Given entries:
┄┄┄┄┄┄

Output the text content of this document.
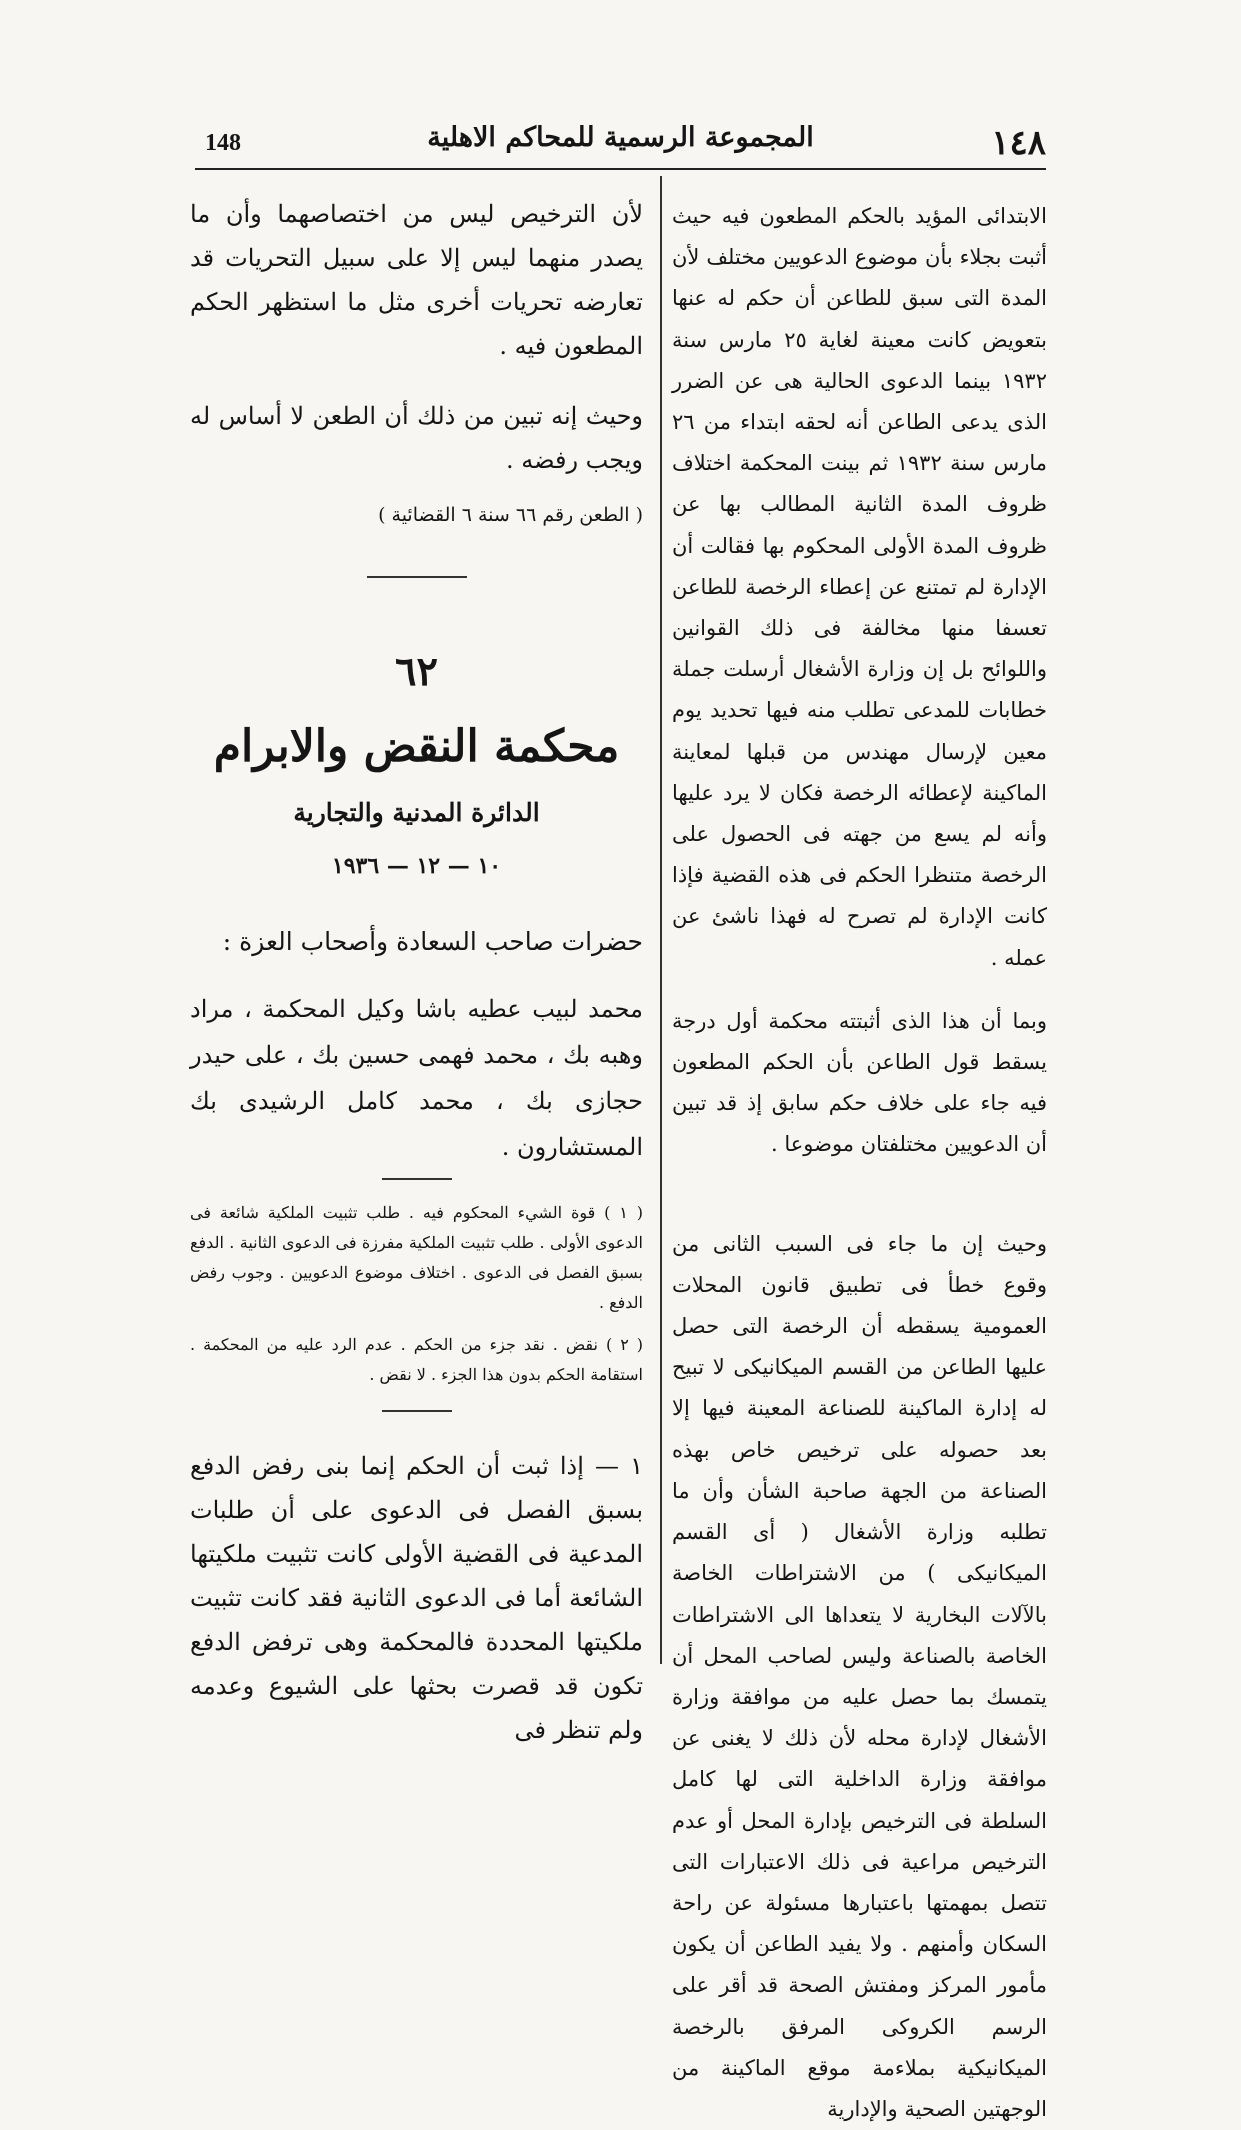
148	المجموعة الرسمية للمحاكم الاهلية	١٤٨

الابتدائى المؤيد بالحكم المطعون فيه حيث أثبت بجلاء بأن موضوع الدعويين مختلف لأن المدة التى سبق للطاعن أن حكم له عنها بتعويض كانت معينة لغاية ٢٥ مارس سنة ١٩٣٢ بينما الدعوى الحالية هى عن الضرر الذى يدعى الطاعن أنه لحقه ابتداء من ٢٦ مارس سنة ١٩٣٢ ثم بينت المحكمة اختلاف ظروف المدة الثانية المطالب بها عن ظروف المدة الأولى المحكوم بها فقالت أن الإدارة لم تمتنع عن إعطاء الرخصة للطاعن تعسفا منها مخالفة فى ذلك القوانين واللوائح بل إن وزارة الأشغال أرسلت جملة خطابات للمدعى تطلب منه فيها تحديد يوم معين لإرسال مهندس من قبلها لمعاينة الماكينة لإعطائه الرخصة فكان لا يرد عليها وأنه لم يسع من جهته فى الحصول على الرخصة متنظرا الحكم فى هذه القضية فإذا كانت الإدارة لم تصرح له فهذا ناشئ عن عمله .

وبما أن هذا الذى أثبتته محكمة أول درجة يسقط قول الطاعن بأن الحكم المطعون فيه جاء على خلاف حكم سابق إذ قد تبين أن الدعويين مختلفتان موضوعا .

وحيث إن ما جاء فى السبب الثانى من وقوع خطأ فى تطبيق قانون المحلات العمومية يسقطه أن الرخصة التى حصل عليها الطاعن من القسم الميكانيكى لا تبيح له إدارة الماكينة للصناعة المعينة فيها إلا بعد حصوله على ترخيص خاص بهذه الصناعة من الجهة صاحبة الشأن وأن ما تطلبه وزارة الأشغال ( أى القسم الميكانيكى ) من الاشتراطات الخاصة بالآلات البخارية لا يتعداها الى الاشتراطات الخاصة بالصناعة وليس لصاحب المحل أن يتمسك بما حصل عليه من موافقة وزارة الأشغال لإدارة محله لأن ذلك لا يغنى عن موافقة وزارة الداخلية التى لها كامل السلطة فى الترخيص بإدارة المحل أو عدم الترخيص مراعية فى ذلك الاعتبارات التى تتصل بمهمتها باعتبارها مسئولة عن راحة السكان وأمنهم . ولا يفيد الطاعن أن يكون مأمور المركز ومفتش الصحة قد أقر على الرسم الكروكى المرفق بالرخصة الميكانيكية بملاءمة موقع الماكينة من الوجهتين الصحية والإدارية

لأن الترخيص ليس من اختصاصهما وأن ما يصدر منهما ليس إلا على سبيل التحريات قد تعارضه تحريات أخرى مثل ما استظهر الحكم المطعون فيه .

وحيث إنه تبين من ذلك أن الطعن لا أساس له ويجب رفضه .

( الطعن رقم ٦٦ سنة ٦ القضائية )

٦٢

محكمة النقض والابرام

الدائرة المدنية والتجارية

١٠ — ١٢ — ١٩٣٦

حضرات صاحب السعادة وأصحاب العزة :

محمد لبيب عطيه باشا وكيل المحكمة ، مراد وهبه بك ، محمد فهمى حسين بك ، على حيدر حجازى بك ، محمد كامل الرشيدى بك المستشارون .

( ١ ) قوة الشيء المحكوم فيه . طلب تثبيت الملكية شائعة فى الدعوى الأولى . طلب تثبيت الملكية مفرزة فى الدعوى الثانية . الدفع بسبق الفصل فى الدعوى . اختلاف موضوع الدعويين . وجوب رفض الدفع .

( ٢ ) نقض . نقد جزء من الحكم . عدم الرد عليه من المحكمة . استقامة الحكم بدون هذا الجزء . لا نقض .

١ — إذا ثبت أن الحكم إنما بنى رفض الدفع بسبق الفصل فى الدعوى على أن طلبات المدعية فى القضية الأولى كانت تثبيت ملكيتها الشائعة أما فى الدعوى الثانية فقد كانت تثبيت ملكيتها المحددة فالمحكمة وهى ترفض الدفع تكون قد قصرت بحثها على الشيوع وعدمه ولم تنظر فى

┄┄┄┄┄┄

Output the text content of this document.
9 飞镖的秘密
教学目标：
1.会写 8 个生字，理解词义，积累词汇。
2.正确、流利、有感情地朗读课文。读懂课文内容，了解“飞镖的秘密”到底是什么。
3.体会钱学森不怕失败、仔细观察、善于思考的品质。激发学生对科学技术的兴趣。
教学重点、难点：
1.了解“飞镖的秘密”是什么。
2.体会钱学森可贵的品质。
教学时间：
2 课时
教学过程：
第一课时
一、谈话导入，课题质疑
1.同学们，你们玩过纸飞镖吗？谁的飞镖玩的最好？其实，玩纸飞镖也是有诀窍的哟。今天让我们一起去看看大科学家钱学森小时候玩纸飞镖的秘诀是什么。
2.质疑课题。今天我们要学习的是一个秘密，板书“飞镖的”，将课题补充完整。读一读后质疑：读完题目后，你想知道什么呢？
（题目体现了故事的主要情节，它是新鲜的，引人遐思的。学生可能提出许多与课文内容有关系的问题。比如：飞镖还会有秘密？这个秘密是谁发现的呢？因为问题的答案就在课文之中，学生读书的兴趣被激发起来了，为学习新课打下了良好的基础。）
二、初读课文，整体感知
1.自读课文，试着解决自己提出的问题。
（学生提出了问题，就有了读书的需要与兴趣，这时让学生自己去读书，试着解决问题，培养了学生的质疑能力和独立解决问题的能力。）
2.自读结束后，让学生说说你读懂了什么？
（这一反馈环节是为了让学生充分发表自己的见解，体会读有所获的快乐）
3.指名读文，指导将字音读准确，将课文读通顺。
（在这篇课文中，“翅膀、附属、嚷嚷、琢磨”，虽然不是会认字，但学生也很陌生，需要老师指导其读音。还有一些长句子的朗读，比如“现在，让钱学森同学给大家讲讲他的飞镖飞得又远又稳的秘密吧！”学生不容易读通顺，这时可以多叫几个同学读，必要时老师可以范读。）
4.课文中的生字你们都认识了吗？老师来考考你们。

┄┄┄┄┄┄

Requirement: From the entries above, return each line with the word "الدفع" in it.

Answer to the exercise:
( ١ ) قوة الشيء المحكوم فيه . طلب تثبيت الملكية شائعة فى الدعوى الأولى . طلب تثبيت الملكية مفرزة فى الدعوى الثانية . الدفع بسبق الفصل فى الدعوى . اختلاف موضوع الدعويين . وجوب رفض الدفع .
١ — إذا ثبت أن الحكم إنما بنى رفض الدفع بسبق الفصل فى الدعوى على أن طلبات المدعية فى القضية الأولى كانت تثبيت ملكيتها الشائعة أما فى الدعوى الثانية فقد كانت تثبيت ملكيتها المحددة فالمحكمة وهى ترفض الدفع تكون قد قصرت بحثها على الشيوع وعدمه ولم تنظر فى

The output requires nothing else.